* **INSTRUCTIONS FOR THE TASK**
Repeat each record below exactly, dropping the pictures.
─── STORED RECORDS ───
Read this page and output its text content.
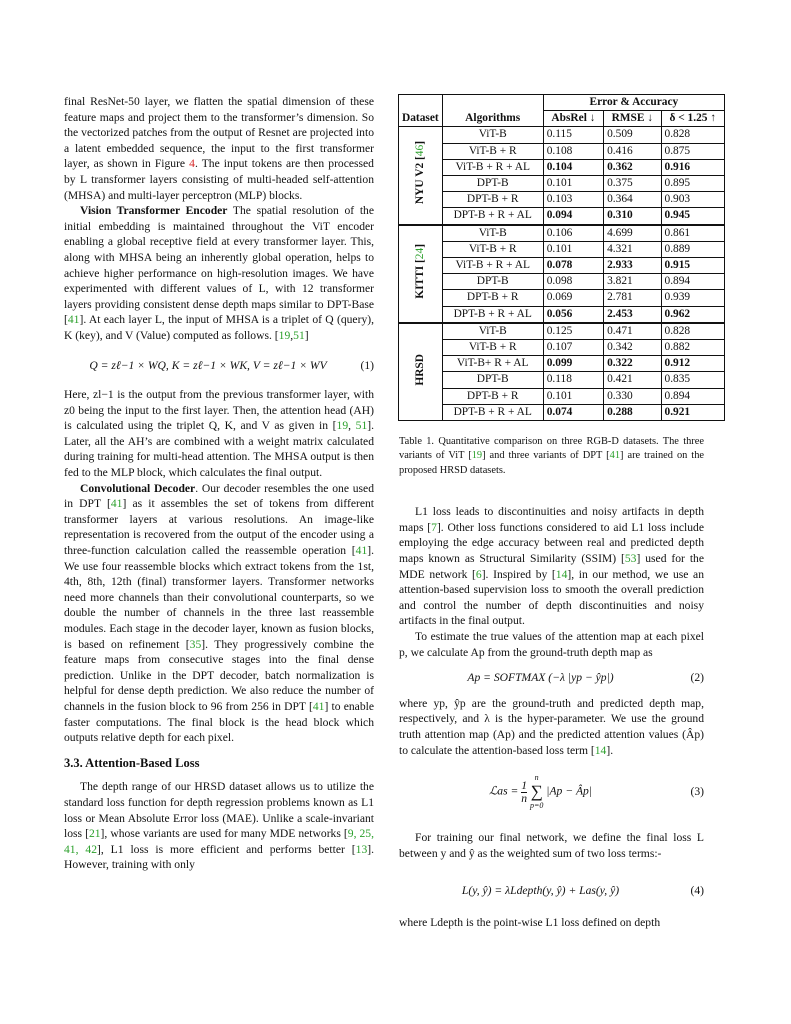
final ResNet-50 layer, we flatten the spatial dimension of these feature maps and project them to the transformer’s dimension. So the vectorized patches from the output of Resnet are projected into a latent embedded sequence, the input to the first transformer layer, as shown in Figure 4. The input tokens are then processed by L transformer layers consisting of multi-headed self-attention (MHSA) and multi-layer perceptron (MLP) blocks.

Vision Transformer Encoder The spatial resolution of the initial embedding is maintained throughout the ViT encoder enabling a global receptive field at every transformer layer. This, along with MHSA being an inherently global operation, helps to achieve higher performance on high-resolution images. We have experimented with different values of L, with 12 transformer layers providing consistent dense depth maps similar to DPT-Base [41]. At each layer L, the input of MHSA is a triplet of Q (query), K (key), and V (Value) computed as follows. [19,51]

Q = zℓ−1 × WQ, K = zℓ−1 × WK, V = zℓ−1 × WV	(1)

Here, zl−1 is the output from the previous transformer layer, with z0 being the input to the first layer. Then, the attention head (AH) is calculated using the triplet Q, K, and V as given in [19, 51]. Later, all the AH’s are combined with a weight matrix calculated during training for multi-head attention. The MHSA output is then fed to the MLP block, which calculates the final output.

Convolutional Decoder. Our decoder resembles the one used in DPT [41] as it assembles the set of tokens from different transformer layers at various resolutions. An image-like representation is recovered from the output of the encoder using a three-function calculation called the reassemble operation [41]. We use four reassemble blocks which extract tokens from the 1st, 4th, 8th, 12th (final) transformer layers. Transformer networks need more channels than their convolutional counterparts, so we double the number of channels in the three last reassemble modules. Each stage in the decoder layer, known as fusion blocks, is based on refinement [35]. They progressively combine the feature maps from consecutive stages into the final dense prediction. Unlike in the DPT decoder, batch normalization is helpful for dense depth prediction. We also reduce the number of channels in the fusion block to 96 from 256 in DPT [41] to enable faster computations. The final block is the head block which outputs relative depth for each pixel.

3.3. Attention-Based Loss

The depth range of our HRSD dataset allows us to utilize the standard loss function for depth regression problems known as L1 loss or Mean Absolute Error loss (MAE). Unlike a scale-invariant loss [21], whose variants are used for many MDE networks [9, 25, 41, 42], L1 loss is more efficient and performs better [13]. However, training with only

Dataset	Algorithms	Error & Accuracy		
		AbsRel ↓	RMSE ↓	δ < 1.25 ↑
NYU V2 [46]	ViT-B	0.115	0.509	0.828
	ViT-B + R	0.108	0.416	0.875
	ViT-B + R + AL	0.104	0.362	0.916
	DPT-B	0.101	0.375	0.895
	DPT-B + R	0.103	0.364	0.903
	DPT-B + R + AL	0.094	0.310	0.945
KITTI [24]	ViT-B	0.106	4.699	0.861
	ViT-B + R	0.101	4.321	0.889
	ViT-B + R + AL	0.078	2.933	0.915
	DPT-B	0.098	3.821	0.894
	DPT-B + R	0.069	2.781	0.939
	DPT-B + R + AL	0.056	2.453	0.962
HRSD	ViT-B	0.125	0.471	0.828
	ViT-B + R	0.107	0.342	0.882
	ViT-B+ R + AL	0.099	0.322	0.912
	DPT-B	0.118	0.421	0.835
	DPT-B + R	0.101	0.330	0.894
	DPT-B + R + AL	0.074	0.288	0.921

Table 1. Quantitative comparison on three RGB-D datasets. The three variants of ViT [19] and three variants of DPT [41] are trained on the proposed HRSD datasets.

L1 loss leads to discontinuities and noisy artifacts in depth maps [7]. Other loss functions considered to aid L1 loss include employing the edge accuracy between real and predicted depth maps known as Structural Similarity (SSIM) [53] used for the MDE network [6]. Inspired by [14], in our method, we use an attention-based supervision loss to smooth the overall prediction and control the number of depth discontinuities and noisy artifacts in the final output.

To estimate the true values of the attention map at each pixel p, we calculate Ap from the ground-truth depth map as

Ap = SOFTMAX (−λ |yp − ŷp|)	(2)

where yp, ŷp are the ground-truth and predicted depth map, respectively, and λ is the hyper-parameter. We use the ground truth attention map (Ap) and the predicted attention values (Âp) to calculate the attention-based loss term [14].

ℒas = $\frac{1}{n}$

n
∑
p=0
|Ap − Âp|	(3)

For training our final network, we define the final loss L between y and ŷ as the weighted sum of two loss terms:-

L(y, ŷ) = λLdepth(y, ŷ) + Las(y, ŷ)	(4)

where Ldepth is the point-wise L1 loss defined on depth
───
* **TASK OUTPUT**
Read this page and output its text content.
final ResNet-50 layer, we flatten the spatial dimension of these feature maps and project them to the transformer’s dimension. So the vectorized patches from the output of Resnet are projected into a latent embedded sequence, the input to the first transformer layer, as shown in Figure 4. The input tokens are then processed by L transformer layers consisting of multi-headed self-attention (MHSA) and multi-layer perceptron (MLP) blocks.

Vision Transformer Encoder The spatial resolution of the initial embedding is maintained throughout the ViT encoder enabling a global receptive field at every transformer layer. This, along with MHSA being an inherently global operation, helps to achieve higher performance on high-resolution images. We have experimented with different values of L, with 12 transformer layers providing consistent dense depth maps similar to DPT-Base [41]. At each layer L, the input of MHSA is a triplet of Q (query), K (key), and V (Value) computed as follows. [19,51]

Q = zℓ−1 × WQ, K = zℓ−1 × WK, V = zℓ−1 × WV	(1)

Here, zl−1 is the output from the previous transformer layer, with z0 being the input to the first layer. Then, the attention head (AH) is calculated using the triplet Q, K, and V as given in [19, 51]. Later, all the AH’s are combined with a weight matrix calculated during training for multi-head attention. The MHSA output is then fed to the MLP block, which calculates the final output.

Convolutional Decoder. Our decoder resembles the one used in DPT [41] as it assembles the set of tokens from different transformer layers at various resolutions. An image-like representation is recovered from the output of the encoder using a three-function calculation called the reassemble operation [41]. We use four reassemble blocks which extract tokens from the 1st, 4th, 8th, 12th (final) transformer layers. Transformer networks need more channels than their convolutional counterparts, so we double the number of channels in the three last reassemble modules. Each stage in the decoder layer, known as fusion blocks, is based on refinement [35]. They progressively combine the feature maps from consecutive stages into the final dense prediction. Unlike in the DPT decoder, batch normalization is helpful for dense depth prediction. We also reduce the number of channels in the fusion block to 96 from 256 in DPT [41] to enable faster computations. The final block is the head block which outputs relative depth for each pixel.

3.3. Attention-Based Loss

The depth range of our HRSD dataset allows us to utilize the standard loss function for depth regression problems known as L1 loss or Mean Absolute Error loss (MAE). Unlike a scale-invariant loss [21], whose variants are used for many MDE networks [9, 25, 41, 42], L1 loss is more efficient and performs better [13]. However, training with only

Dataset	Algorithms	Error & Accuracy		
		AbsRel ↓	RMSE ↓	δ < 1.25 ↑
NYU V2 [46]	ViT-B	0.115	0.509	0.828
	ViT-B + R	0.108	0.416	0.875
	ViT-B + R + AL	0.104	0.362	0.916
	DPT-B	0.101	0.375	0.895
	DPT-B + R	0.103	0.364	0.903
	DPT-B + R + AL	0.094	0.310	0.945
KITTI [24]	ViT-B	0.106	4.699	0.861
	ViT-B + R	0.101	4.321	0.889
	ViT-B + R + AL	0.078	2.933	0.915
	DPT-B	0.098	3.821	0.894
	DPT-B + R	0.069	2.781	0.939
	DPT-B + R + AL	0.056	2.453	0.962
HRSD	ViT-B	0.125	0.471	0.828
	ViT-B + R	0.107	0.342	0.882
	ViT-B+ R + AL	0.099	0.322	0.912
	DPT-B	0.118	0.421	0.835
	DPT-B + R	0.101	0.330	0.894
	DPT-B + R + AL	0.074	0.288	0.921

Table 1. Quantitative comparison on three RGB-D datasets. The three variants of ViT [19] and three variants of DPT [41] are trained on the proposed HRSD datasets.

L1 loss leads to discontinuities and noisy artifacts in depth maps [7]. Other loss functions considered to aid L1 loss include employing the edge accuracy between real and predicted depth maps known as Structural Similarity (SSIM) [53] used for the MDE network [6]. Inspired by [14], in our method, we use an attention-based supervision loss to smooth the overall prediction and control the number of depth discontinuities and noisy artifacts in the final output.

To estimate the true values of the attention map at each pixel p, we calculate Ap from the ground-truth depth map as

Ap = SOFTMAX (−λ |yp − ŷp|)	(2)

where yp, ŷp are the ground-truth and predicted depth map, respectively, and λ is the hyper-parameter. We use the ground truth attention map (Ap) and the predicted attention values (Âp) to calculate the attention-based loss term [14].

ℒas = $\frac{1}{n}$

n
∑
p=0
|Ap − Âp|	(3)

For training our final network, we define the final loss L between y and ŷ as the weighted sum of two loss terms:-

L(y, ŷ) = λLdepth(y, ŷ) + Las(y, ŷ)	(4)

where Ldepth is the point-wise L1 loss defined on depth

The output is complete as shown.